TASK:
Leave the pictures out. Return all other data exactly.

**** TASK INPUT ****

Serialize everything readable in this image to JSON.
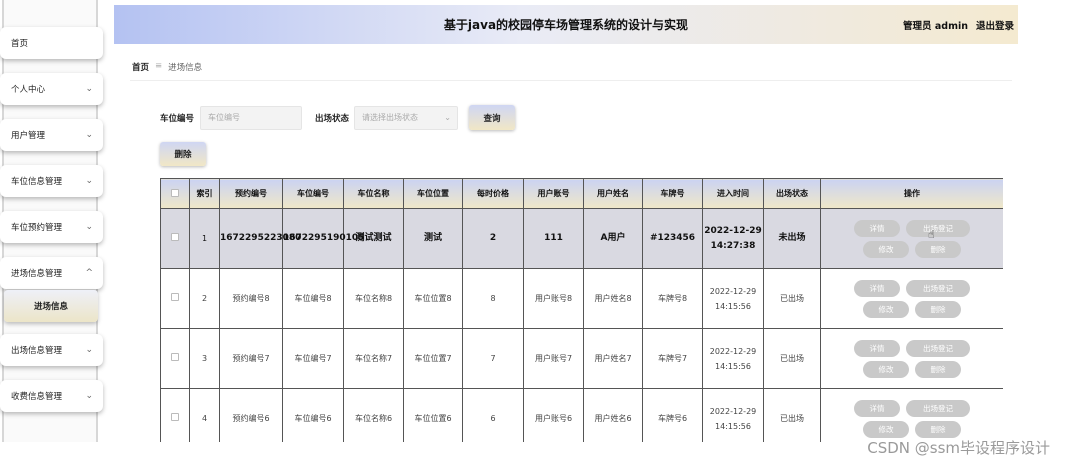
{
  "header": {
    "title": "基于java的校园停车场管理系统的设计与实现",
    "user_label": "管理员 admin",
    "logout_label": "退出登录"
  },
  "sidebar": {
    "items": [
      {
        "label": "首页",
        "chevron": ""
      },
      {
        "label": "个人中心",
        "chevron": "⌄"
      },
      {
        "label": "用户管理",
        "chevron": "⌄"
      },
      {
        "label": "车位信息管理",
        "chevron": "⌄"
      },
      {
        "label": "车位预约管理",
        "chevron": "⌄"
      },
      {
        "label": "进场信息管理",
        "chevron": "^"
      },
      {
        "label": "出场信息管理",
        "chevron": "⌄"
      },
      {
        "label": "收费信息管理",
        "chevron": "⌄"
      }
    ],
    "sub_item": "进场信息"
  },
  "breadcrumb": {
    "home": "首页",
    "separator": "≡",
    "current": "进场信息"
  },
  "search": {
    "spot_label": "车位编号",
    "spot_placeholder": "车位编号",
    "status_label": "出场状态",
    "status_placeholder": "请选择出场状态",
    "query_button": "查询",
    "delete_button": "删除"
  },
  "table": {
    "headers": [
      "",
      "索引",
      "预约编号",
      "车位编号",
      "车位名称",
      "车位位置",
      "每时价格",
      "用户账号",
      "用户姓名",
      "车牌号",
      "进入时间",
      "出场状态",
      "操作"
    ],
    "actions": {
      "detail": "详情",
      "exit_register": "出场登记",
      "edit": "修改",
      "delete": "删除"
    },
    "rows": [
      {
        "index": "1",
        "reservation_no": "1672295223080",
        "spot_no": "1672295190105",
        "spot_name": "测试测试",
        "spot_location": "测试",
        "price": "2",
        "account": "111",
        "user_name": "A用户",
        "plate": "#123456",
        "entry_time": "2022-12-29 14:27:38",
        "status": "未出场"
      },
      {
        "index": "2",
        "reservation_no": "预约编号8",
        "spot_no": "车位编号8",
        "spot_name": "车位名称8",
        "spot_location": "车位位置8",
        "price": "8",
        "account": "用户账号8",
        "user_name": "用户姓名8",
        "plate": "车牌号8",
        "entry_time": "2022-12-29 14:15:56",
        "status": "已出场"
      },
      {
        "index": "3",
        "reservation_no": "预约编号7",
        "spot_no": "车位编号7",
        "spot_name": "车位名称7",
        "spot_location": "车位位置7",
        "price": "7",
        "account": "用户账号7",
        "user_name": "用户姓名7",
        "plate": "车牌号7",
        "entry_time": "2022-12-29 14:15:56",
        "status": "已出场"
      },
      {
        "index": "4",
        "reservation_no": "预约编号6",
        "spot_no": "车位编号6",
        "spot_name": "车位名称6",
        "spot_location": "车位位置6",
        "price": "6",
        "account": "用户账号6",
        "user_name": "用户姓名6",
        "plate": "车牌号6",
        "entry_time": "2022-12-29 14:15:56",
        "status": "已出场"
      }
    ]
  },
  "watermark": "CSDN @ssm毕设程序设计"
}
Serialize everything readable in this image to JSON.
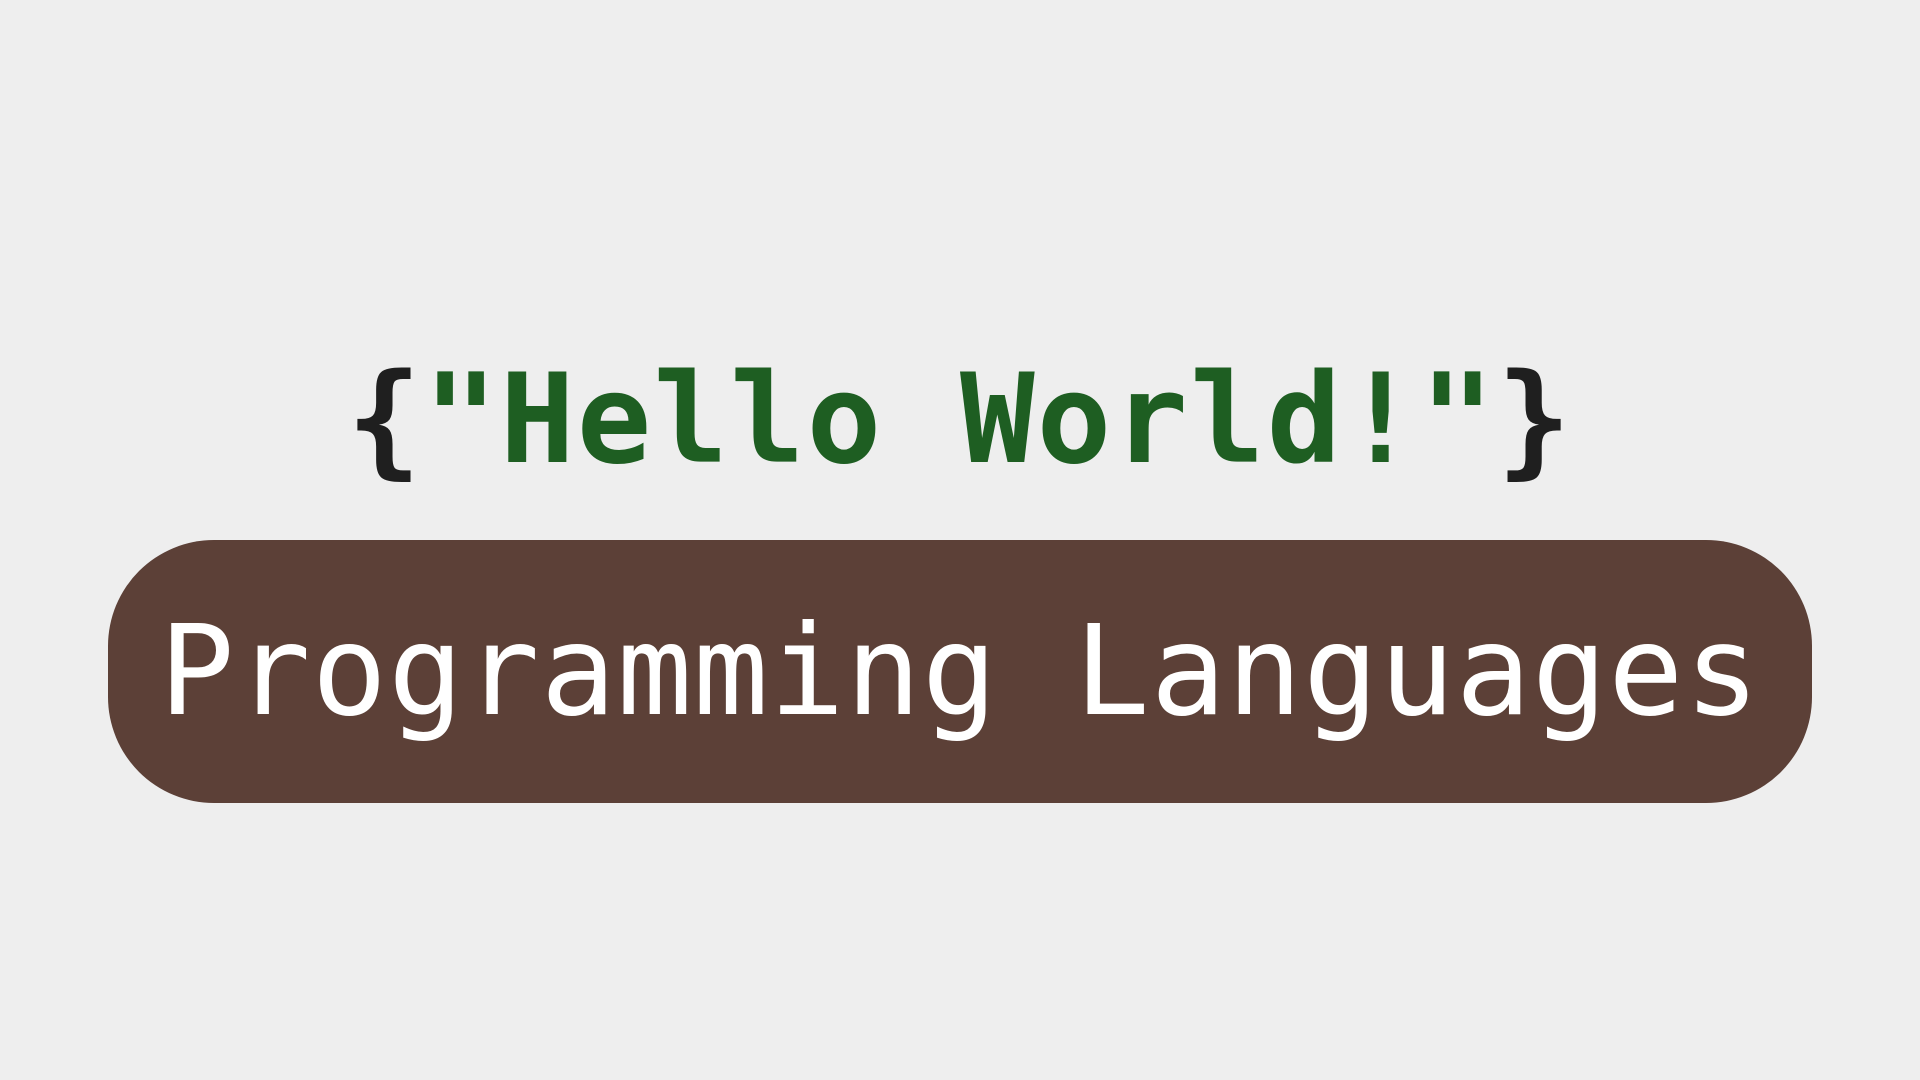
{
  "headline": {
    "open_brace": "{",
    "text": "\"Hello World!\"",
    "close_brace": "}"
  },
  "banner": {
    "label": "Programming Languages"
  },
  "colors": {
    "background": "#eeeeee",
    "brace": "#1f1f1f",
    "headline_text": "#1e5e22",
    "banner_fill": "#5c4037",
    "banner_text": "#ffffff"
  }
}
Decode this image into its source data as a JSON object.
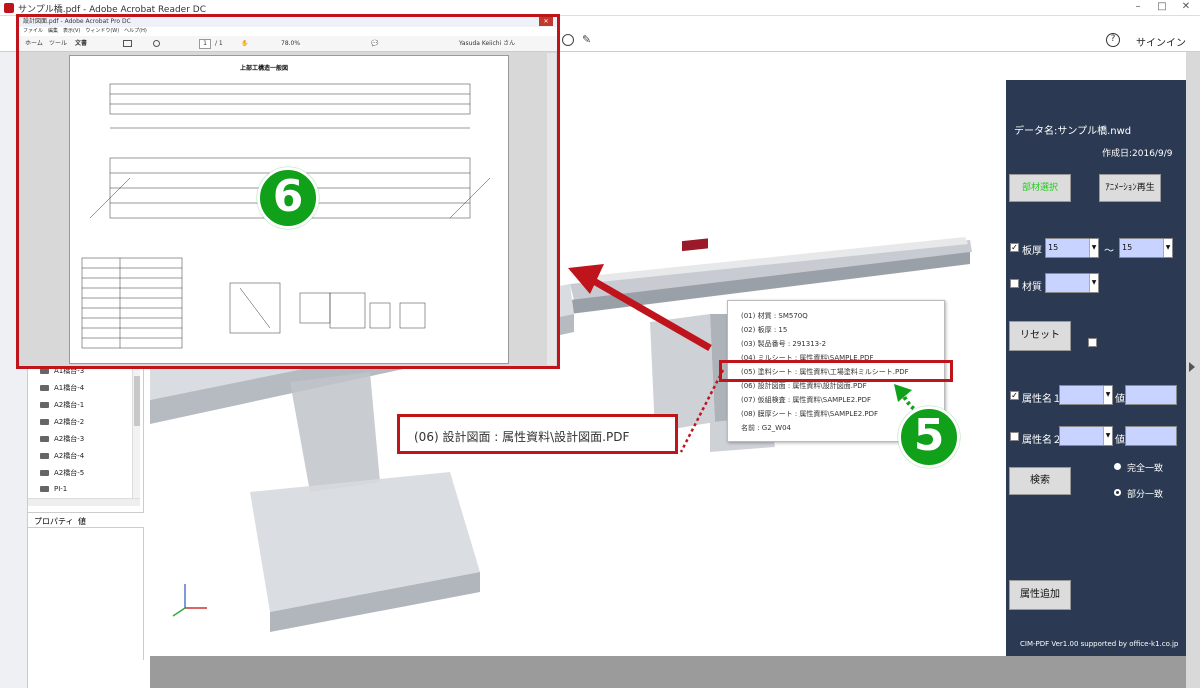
{
  "window": {
    "title": "サンプル橋.pdf - Adobe Acrobat Reader DC"
  },
  "toolbar": {
    "signin": "サインイン",
    "help": "?"
  },
  "tree": {
    "items": [
      "A1橋台-3",
      "A1橋台-4",
      "A2橋台-1",
      "A2橋台-2",
      "A2橋台-3",
      "A2橋台-4",
      "A2橋台-5",
      "PI-1"
    ]
  },
  "props": {
    "tab1": "プロパティ",
    "tab2": "値"
  },
  "panel": {
    "data_name": "データ名:サンプル橋.nwd",
    "created": "作成日:2016/9/9",
    "btn_member": "部材選択",
    "btn_anim": "ｱﾆﾒｰｼｮﾝ再生",
    "thickness_label": "板厚",
    "thickness_from": "15",
    "tilde": "～",
    "thickness_to": "15",
    "material_label": "材質",
    "btn_reset": "リセット",
    "attr1_label": "属性名１",
    "attr2_label": "属性名２",
    "value_label": "値",
    "btn_search": "検索",
    "radio_exact": "完全一致",
    "radio_partial": "部分一致",
    "btn_add_attr": "属性追加",
    "footer": "CIM-PDF Ver1.00 supported by office-k1.co.jp"
  },
  "inset": {
    "title": "設計図面.pdf - Adobe Acrobat Pro DC",
    "menu": "ファイル　編集　表示(V)　ウィンドウ(W)　ヘルプ(H)",
    "tabs": [
      "ホーム",
      "ツール",
      "文書"
    ],
    "page_num": "1",
    "page_total": "/ 1",
    "zoom": "78.0%",
    "user": "Yasuda Keiichi さん",
    "drawing_title": "上部工構造一般図"
  },
  "popup": {
    "lines": [
      "(01) 材質 : SM570Q",
      "(02) 板厚 : 15",
      "(03) 製品番号 : 291313-2",
      "(04) ミルシート : 属性資料\\SAMPLE.PDF",
      "(05) 塗料シート : 属性資料\\工場塗料ミルシート.PDF",
      "(06) 設計図面 : 属性資料\\設計図面.PDF",
      "(07) 仮組検査 : 属性資料\\SAMPLE2.PDF",
      "(08) 膜厚シート : 属性資料\\SAMPLE2.PDF",
      "名前 : G2_W04"
    ]
  },
  "callout": {
    "text": "(06) 設計図面 : 属性資料\\設計図面.PDF"
  },
  "badges": {
    "b5": "5",
    "b6": "6"
  },
  "colors": {
    "panel": "#2b3a52",
    "highlight": "#c0141c",
    "badge": "#10a01a",
    "field": "#c9d3ff",
    "member_btn_text": "#22cc22"
  }
}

****

TASK RESULT:
Serialize everything readable in this image to JSON.
{
  "header": {
    "title": "基于java的校园停车场管理系统的设计与实现",
    "user_label": "管理员 admin",
    "logout_label": "退出登录"
  },
  "sidebar": {
    "items": [
      {
        "label": "首页",
        "chevron": ""
      },
      {
        "label": "个人中心",
        "chevron": "⌄"
      },
      {
        "label": "用户管理",
        "chevron": "⌄"
      },
      {
        "label": "车位信息管理",
        "chevron": "⌄"
      },
      {
        "label": "车位预约管理",
        "chevron": "⌄"
      },
      {
        "label": "进场信息管理",
        "chevron": "^"
      },
      {
        "label": "出场信息管理",
        "chevron": "⌄"
      },
      {
        "label": "收费信息管理",
        "chevron": "⌄"
      }
    ],
    "sub_item": "进场信息"
  },
  "breadcrumb": {
    "home": "首页",
    "separator": "≡",
    "current": "进场信息"
  },
  "search": {
    "spot_label": "车位编号",
    "spot_placeholder": "车位编号",
    "status_label": "出场状态",
    "status_placeholder": "请选择出场状态",
    "query_button": "查询",
    "delete_button": "删除"
  },
  "table": {
    "headers": [
      "",
      "索引",
      "预约编号",
      "车位编号",
      "车位名称",
      "车位位置",
      "每时价格",
      "用户账号",
      "用户姓名",
      "车牌号",
      "进入时间",
      "出场状态",
      "操作"
    ],
    "actions": {
      "detail": "详情",
      "exit_register": "出场登记",
      "edit": "修改",
      "delete": "删除"
    },
    "rows": [
      {
        "index": "1",
        "reservation_no": "1672295223080",
        "spot_no": "1672295190105",
        "spot_name": "测试测试",
        "spot_location": "测试",
        "price": "2",
        "account": "111",
        "user_name": "A用户",
        "plate": "#123456",
        "entry_time": "2022-12-29 14:27:38",
        "status": "未出场"
      },
      {
        "index": "2",
        "reservation_no": "预约编号8",
        "spot_no": "车位编号8",
        "spot_name": "车位名称8",
        "spot_location": "车位位置8",
        "price": "8",
        "account": "用户账号8",
        "user_name": "用户姓名8",
        "plate": "车牌号8",
        "entry_time": "2022-12-29 14:15:56",
        "status": "已出场"
      },
      {
        "index": "3",
        "reservation_no": "预约编号7",
        "spot_no": "车位编号7",
        "spot_name": "车位名称7",
        "spot_location": "车位位置7",
        "price": "7",
        "account": "用户账号7",
        "user_name": "用户姓名7",
        "plate": "车牌号7",
        "entry_time": "2022-12-29 14:15:56",
        "status": "已出场"
      },
      {
        "index": "4",
        "reservation_no": "预约编号6",
        "spot_no": "车位编号6",
        "spot_name": "车位名称6",
        "spot_location": "车位位置6",
        "price": "6",
        "account": "用户账号6",
        "user_name": "用户姓名6",
        "plate": "车牌号6",
        "entry_time": "2022-12-29 14:15:56",
        "status": "已出场"
      }
    ]
  },
  "watermark": "CSDN @ssm毕设程序设计"
}
Serialize everything readable in this image to JSON.
{
  "headline": {
    "open_brace": "{",
    "text": "\"Hello World!\"",
    "close_brace": "}"
  },
  "banner": {
    "label": "Programming Languages"
  },
  "colors": {
    "background": "#eeeeee",
    "brace": "#1f1f1f",
    "headline_text": "#1e5e22",
    "banner_fill": "#5c4037",
    "banner_text": "#ffffff"
  }
}
Decode this image into its source data as a JSON object.
{
  "window": {
    "title": "サンプル橋.pdf - Adobe Acrobat Reader DC"
  },
  "toolbar": {
    "signin": "サインイン",
    "help": "?"
  },
  "tree": {
    "items": [
      "A1橋台-3",
      "A1橋台-4",
      "A2橋台-1",
      "A2橋台-2",
      "A2橋台-3",
      "A2橋台-4",
      "A2橋台-5",
      "PI-1"
    ]
  },
  "props": {
    "tab1": "プロパティ",
    "tab2": "値"
  },
  "panel": {
    "data_name": "データ名:サンプル橋.nwd",
    "created": "作成日:2016/9/9",
    "btn_member": "部材選択",
    "btn_anim": "ｱﾆﾒｰｼｮﾝ再生",
    "thickness_label": "板厚",
    "thickness_from": "15",
    "tilde": "～",
    "thickness_to": "15",
    "material_label": "材質",
    "btn_reset": "リセット",
    "attr1_label": "属性名１",
    "attr2_label": "属性名２",
    "value_label": "値",
    "btn_search": "検索",
    "radio_exact": "完全一致",
    "radio_partial": "部分一致",
    "btn_add_attr": "属性追加",
    "footer": "CIM-PDF Ver1.00 supported by office-k1.co.jp"
  },
  "inset": {
    "title": "設計図面.pdf - Adobe Acrobat Pro DC",
    "menu": "ファイル　編集　表示(V)　ウィンドウ(W)　ヘルプ(H)",
    "tabs": [
      "ホーム",
      "ツール",
      "文書"
    ],
    "page_num": "1",
    "page_total": "/ 1",
    "zoom": "78.0%",
    "user": "Yasuda Keiichi さん",
    "drawing_title": "上部工構造一般図"
  },
  "popup": {
    "lines": [
      "(01) 材質 : SM570Q",
      "(02) 板厚 : 15",
      "(03) 製品番号 : 291313-2",
      "(04) ミルシート : 属性資料\\SAMPLE.PDF",
      "(05) 塗料シート : 属性資料\\工場塗料ミルシート.PDF",
      "(06) 設計図面 : 属性資料\\設計図面.PDF",
      "(07) 仮組検査 : 属性資料\\SAMPLE2.PDF",
      "(08) 膜厚シート : 属性資料\\SAMPLE2.PDF",
      "名前 : G2_W04"
    ]
  },
  "callout": {
    "text": "(06) 設計図面 : 属性資料\\設計図面.PDF"
  },
  "badges": {
    "b5": "5",
    "b6": "6"
  },
  "colors": {
    "panel": "#2b3a52",
    "highlight": "#c0141c",
    "badge": "#10a01a",
    "field": "#c9d3ff",
    "member_btn_text": "#22cc22"
  }
}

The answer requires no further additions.